Short problem
Transcribe the records that follow in their entirety, omitting any pictures.

-- START Source material --

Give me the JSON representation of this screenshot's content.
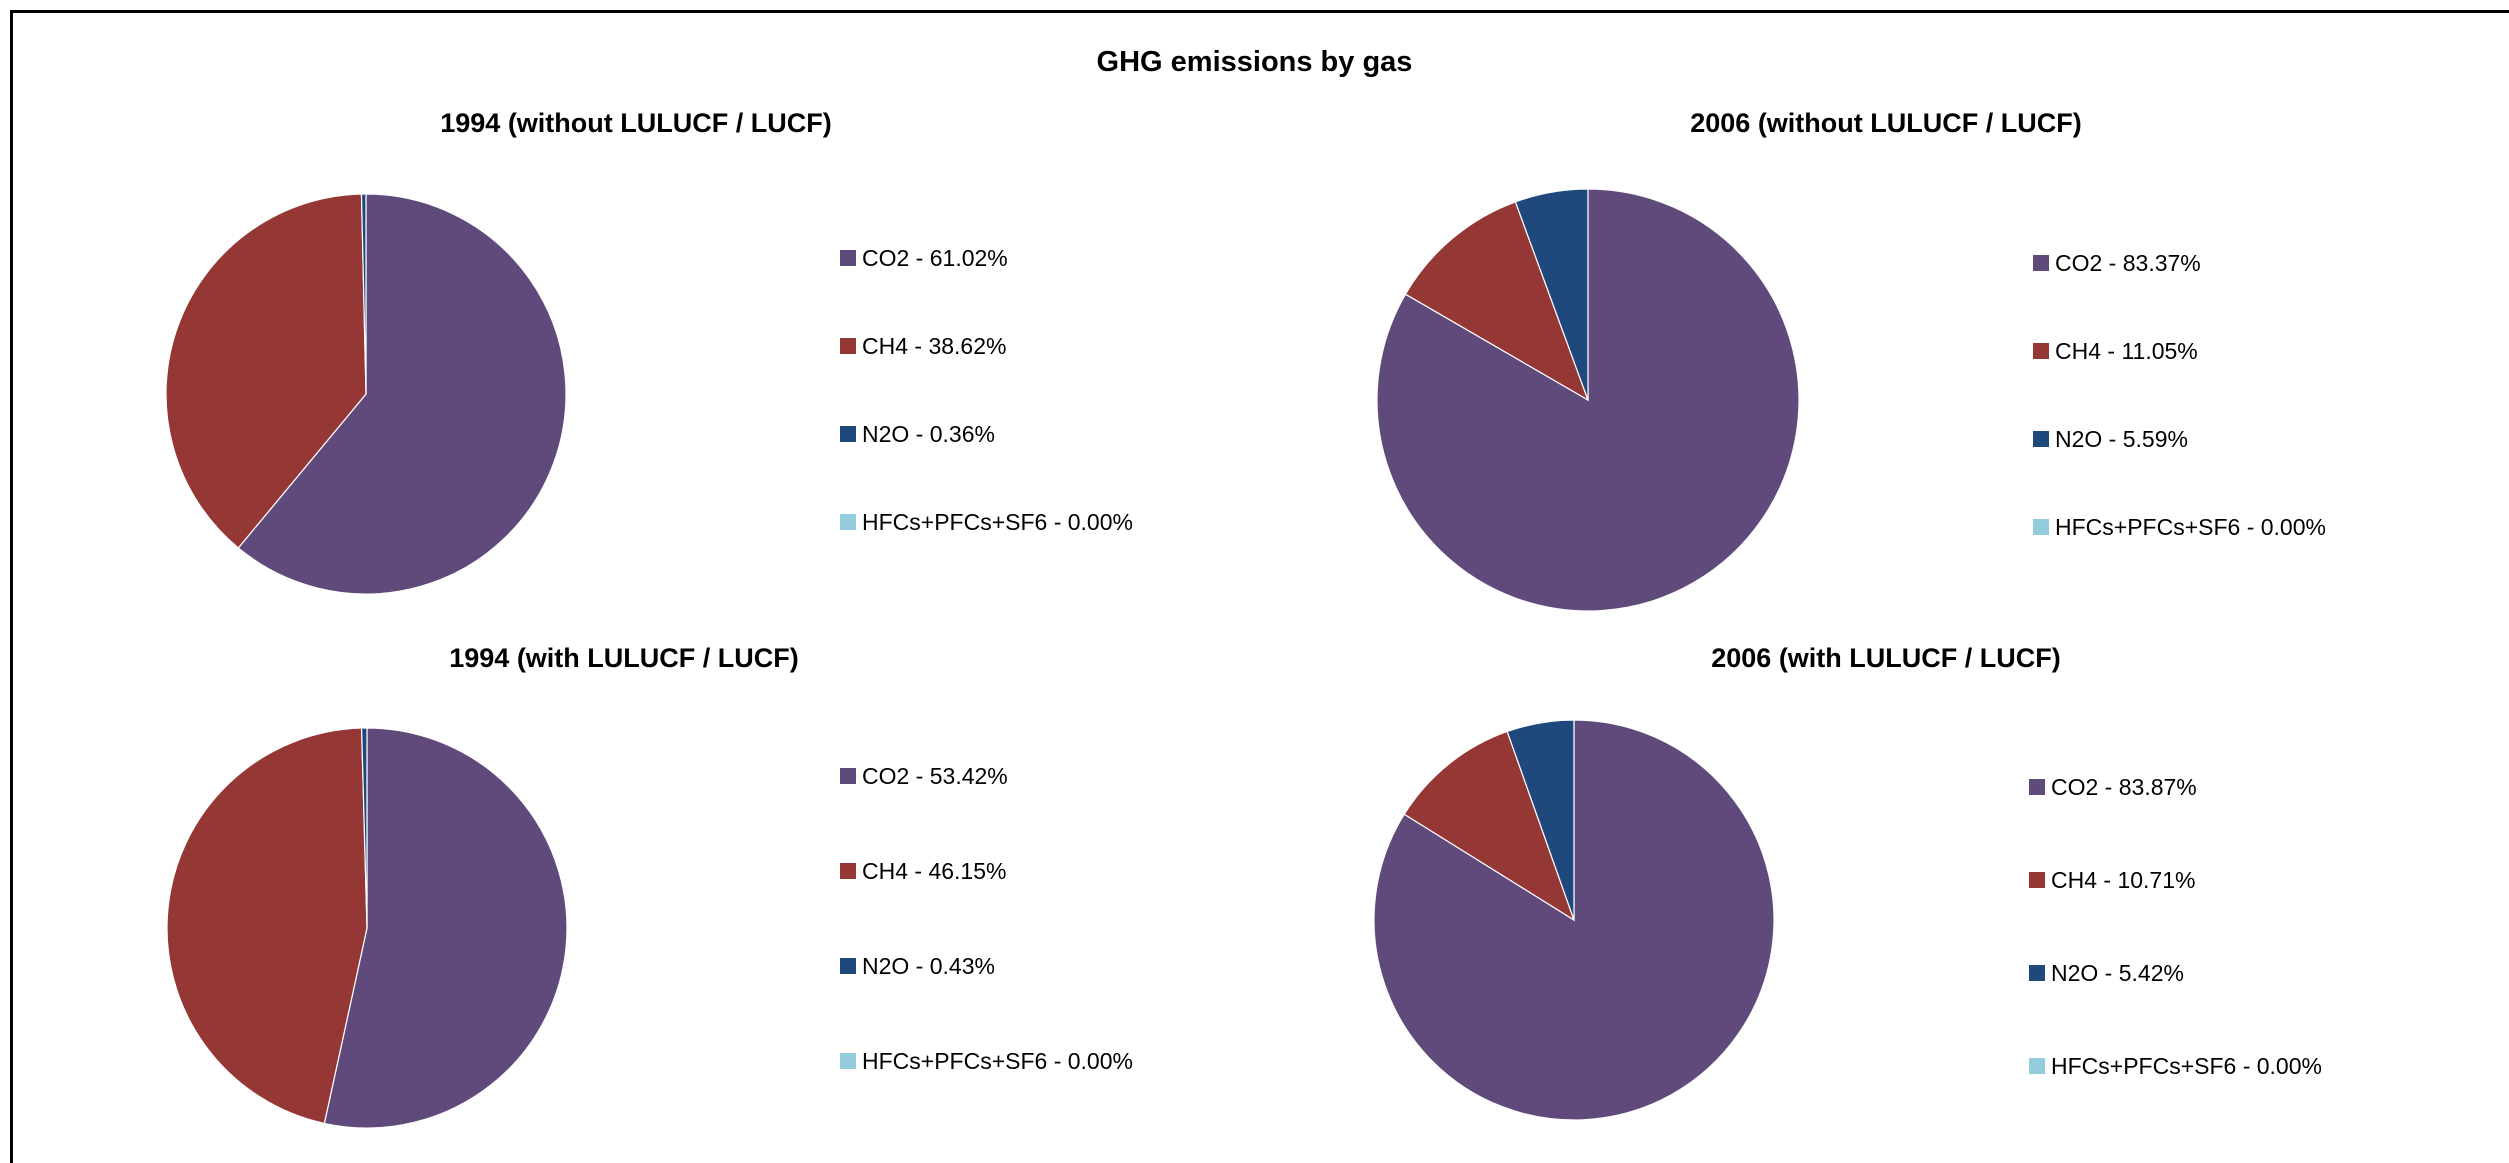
{
  "title": "GHG emissions by gas",
  "colors": {
    "CO2": "#604a7b",
    "CH4": "#953735",
    "N2O": "#1f497d",
    "HFCs+PFCs+SF6": "#93cddd"
  },
  "chart_data": [
    {
      "type": "pie",
      "title": "1994 (without LULUCF / LUCF)",
      "categories": [
        "CO2",
        "CH4",
        "N2O",
        "HFCs+PFCs+SF6"
      ],
      "values": [
        61.02,
        38.62,
        0.36,
        0.0
      ],
      "legend_labels": [
        "CO2 - 61.02%",
        "CH4 - 38.62%",
        "N2O - 0.36%",
        "HFCs+PFCs+SF6 - 0.00%"
      ],
      "legend": "right"
    },
    {
      "type": "pie",
      "title": "2006 (without LULUCF / LUCF)",
      "categories": [
        "CO2",
        "CH4",
        "N2O",
        "HFCs+PFCs+SF6"
      ],
      "values": [
        83.37,
        11.05,
        5.59,
        0.0
      ],
      "legend_labels": [
        "CO2 - 83.37%",
        "CH4 - 11.05%",
        "N2O - 5.59%",
        "HFCs+PFCs+SF6 - 0.00%"
      ],
      "legend": "right"
    },
    {
      "type": "pie",
      "title": "1994 (with LULUCF / LUCF)",
      "categories": [
        "CO2",
        "CH4",
        "N2O",
        "HFCs+PFCs+SF6"
      ],
      "values": [
        53.42,
        46.15,
        0.43,
        0.0
      ],
      "legend_labels": [
        "CO2 - 53.42%",
        "CH4 - 46.15%",
        "N2O - 0.43%",
        "HFCs+PFCs+SF6 - 0.00%"
      ],
      "legend": "right"
    },
    {
      "type": "pie",
      "title": "2006 (with LULUCF / LUCF)",
      "categories": [
        "CO2",
        "CH4",
        "N2O",
        "HFCs+PFCs+SF6"
      ],
      "values": [
        83.87,
        10.71,
        5.42,
        0.0
      ],
      "legend_labels": [
        "CO2 - 83.87%",
        "CH4 - 10.71%",
        "N2O - 5.42%",
        "HFCs+PFCs+SF6 - 0.00%"
      ],
      "legend": "right"
    }
  ]
}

-- END Source material --

Task output
Give me the JSON representation of this screenshot's content.
{
  "title": "GHG emissions by gas",
  "colors": {
    "CO2": "#604a7b",
    "CH4": "#953735",
    "N2O": "#1f497d",
    "HFCs+PFCs+SF6": "#93cddd"
  },
  "chart_data": [
    {
      "type": "pie",
      "title": "1994 (without LULUCF / LUCF)",
      "categories": [
        "CO2",
        "CH4",
        "N2O",
        "HFCs+PFCs+SF6"
      ],
      "values": [
        61.02,
        38.62,
        0.36,
        0.0
      ],
      "legend_labels": [
        "CO2 - 61.02%",
        "CH4 - 38.62%",
        "N2O - 0.36%",
        "HFCs+PFCs+SF6 - 0.00%"
      ],
      "legend": "right"
    },
    {
      "type": "pie",
      "title": "2006 (without LULUCF / LUCF)",
      "categories": [
        "CO2",
        "CH4",
        "N2O",
        "HFCs+PFCs+SF6"
      ],
      "values": [
        83.37,
        11.05,
        5.59,
        0.0
      ],
      "legend_labels": [
        "CO2 - 83.37%",
        "CH4 - 11.05%",
        "N2O - 5.59%",
        "HFCs+PFCs+SF6 - 0.00%"
      ],
      "legend": "right"
    },
    {
      "type": "pie",
      "title": "1994 (with LULUCF / LUCF)",
      "categories": [
        "CO2",
        "CH4",
        "N2O",
        "HFCs+PFCs+SF6"
      ],
      "values": [
        53.42,
        46.15,
        0.43,
        0.0
      ],
      "legend_labels": [
        "CO2 - 53.42%",
        "CH4 - 46.15%",
        "N2O - 0.43%",
        "HFCs+PFCs+SF6 - 0.00%"
      ],
      "legend": "right"
    },
    {
      "type": "pie",
      "title": "2006 (with LULUCF / LUCF)",
      "categories": [
        "CO2",
        "CH4",
        "N2O",
        "HFCs+PFCs+SF6"
      ],
      "values": [
        83.87,
        10.71,
        5.42,
        0.0
      ],
      "legend_labels": [
        "CO2 - 83.87%",
        "CH4 - 10.71%",
        "N2O - 5.42%",
        "HFCs+PFCs+SF6 - 0.00%"
      ],
      "legend": "right"
    }
  ]
}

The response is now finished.